* [REQUIREMENT]: Keep only those lines of the records that include the string "мѣры".

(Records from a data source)

_ _ _ _ _

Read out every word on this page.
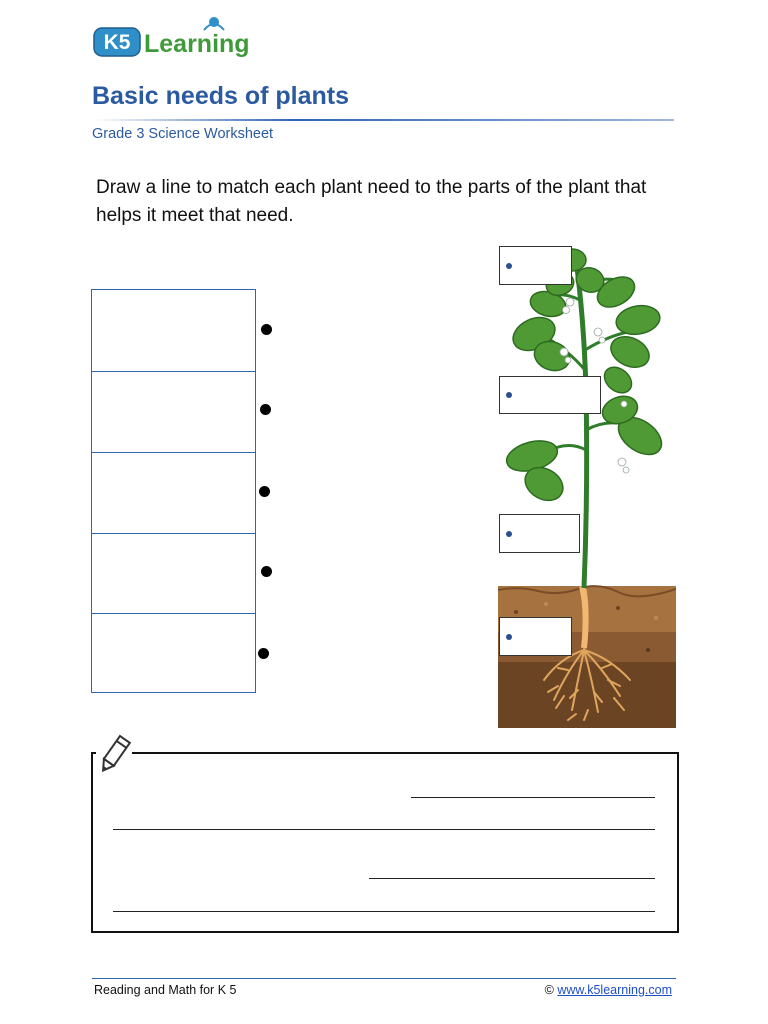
K5 Learning
Basic needs of plants
Grade 3 Science Worksheet
Draw a line to match each plant need to the parts of the plant that helps it meet that need.
Reading and Math for K 5	© www.k5learning.com
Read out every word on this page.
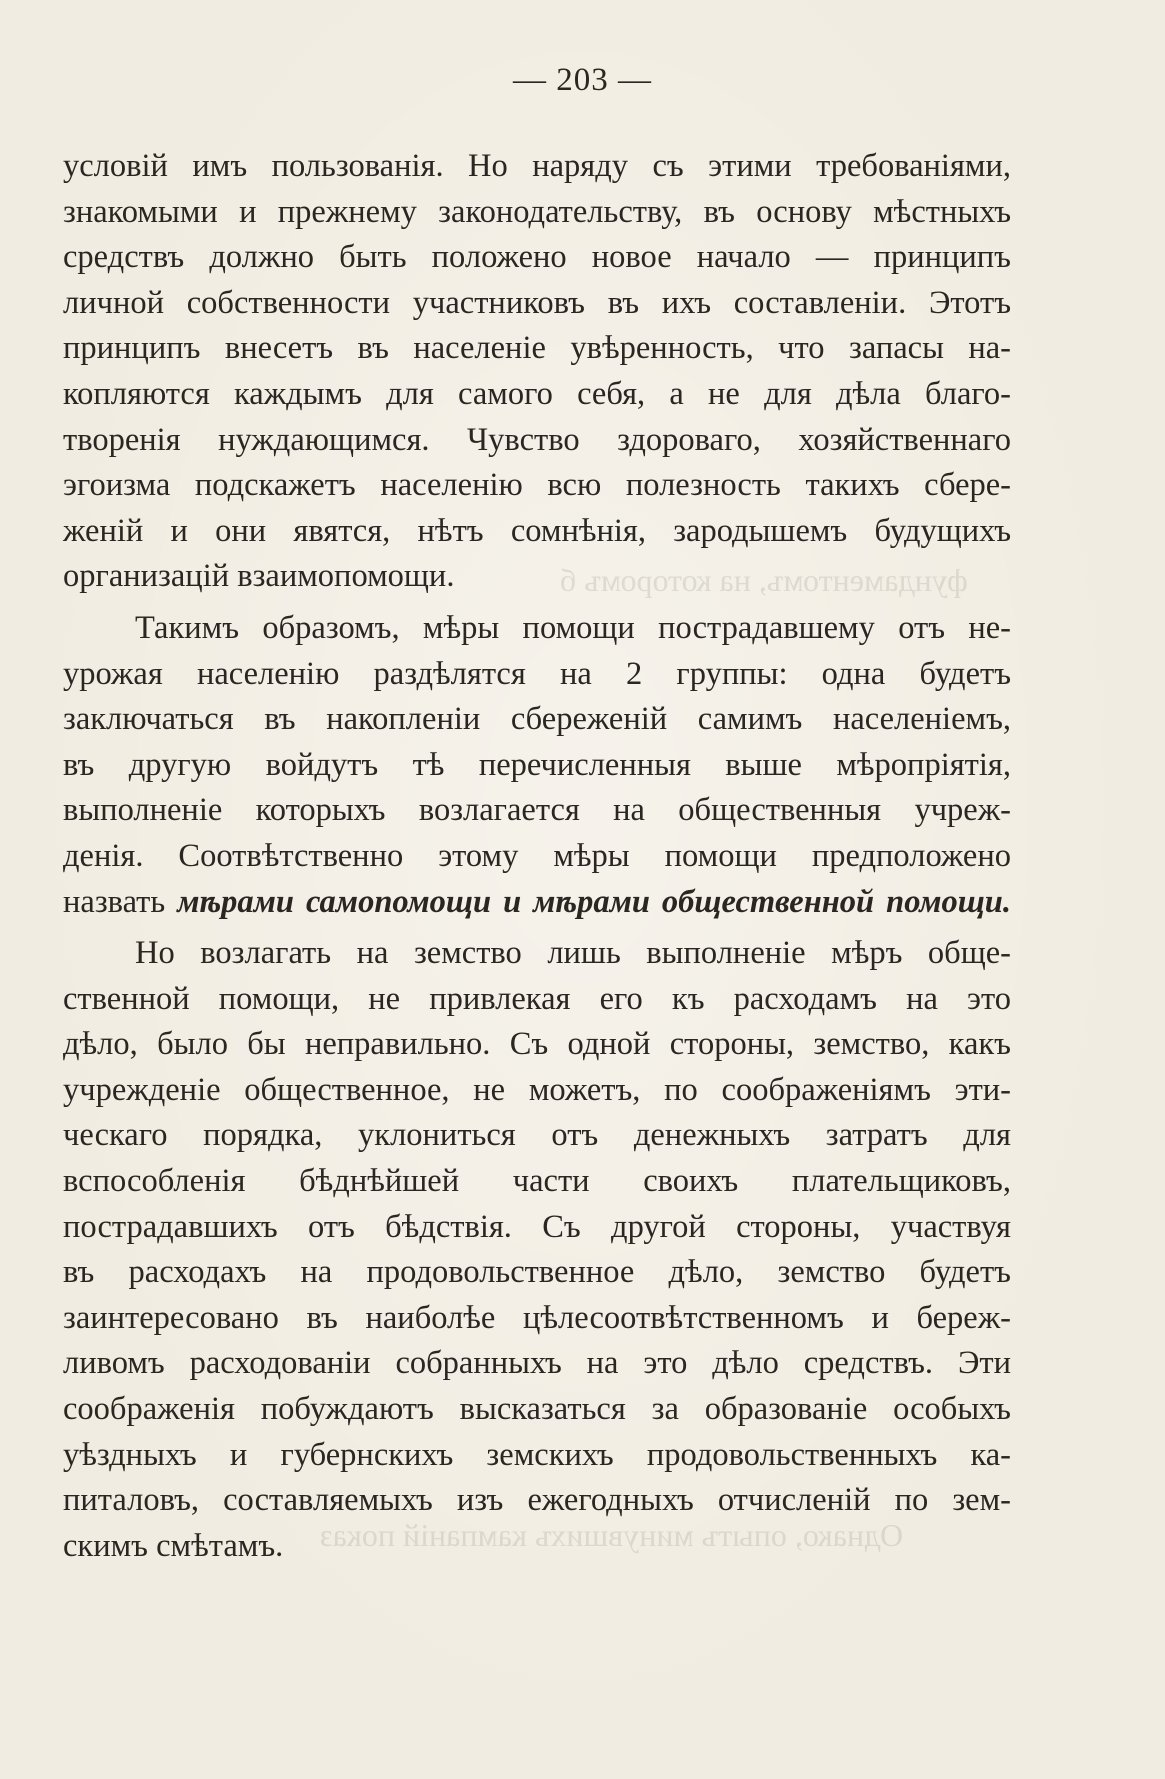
фундаментомъ, на которомъ б
Однако, опытъ минувшихъ кампаній показ
— 203 —
условій имъ пользованія. Но наряду съ этими требованіями,
знакомыми и прежнему законодательству, въ основу мѣстныхъ
средствъ должно быть положено новое начало — принципъ
личной собственности участниковъ въ ихъ составленіи. Этотъ
принципъ внесетъ въ населеніе увѣренность, что запасы на-
копляются каждымъ для самого себя, а не для дѣла благо-
творенія нуждающимся. Чувство здороваго, хозяйственнаго
эгоизма подскажетъ населенію всю полезность такихъ сбере-
женій и они явятся, нѣтъ сомнѣнія, зародышемъ будущихъ
организацій взаимопомощи.
Такимъ образомъ, мѣры помощи пострадавшему отъ не-
урожая населенію раздѣлятся на 2 группы: одна будетъ
заключаться въ накопленіи сбереженій самимъ населеніемъ,
въ другую войдутъ тѣ перечисленныя выше мѣропріятія,
выполненіе которыхъ возлагается на общественныя учреж-
денія. Соотвѣтственно этому мѣры помощи предположено
назвать мѣрами самопомощи и мѣрами общественной помощи.
Но возлагать на земство лишь выполненіе мѣръ обще-
ственной помощи, не привлекая его къ расходамъ на это
дѣло, было бы неправильно. Съ одной стороны, земство, какъ
учрежденіе общественное, не можетъ, по соображеніямъ эти-
ческаго порядка, уклониться отъ денежныхъ затратъ для
вспособленія бѣднѣйшей части своихъ плательщиковъ,
пострадавшихъ отъ бѣдствія. Съ другой стороны, участвуя
въ расходахъ на продовольственное дѣло, земство будетъ
заинтересовано въ наиболѣе цѣлесоотвѣтственномъ и береж-
ливомъ расходованіи собранныхъ на это дѣло средствъ. Эти
соображенія побуждаютъ высказаться за образованіе особыхъ
уѣздныхъ и губернскихъ земскихъ продовольственныхъ ка-
питаловъ, составляемыхъ изъ ежегодныхъ отчисленій по зем-
скимъ смѣтамъ.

_ _ _ _ _

* [EXERCISE RESPONSE]:
Такимъ образомъ, мѣры помощи пострадавшему отъ не-
денія. Соотвѣтственно этому мѣры помощи предположено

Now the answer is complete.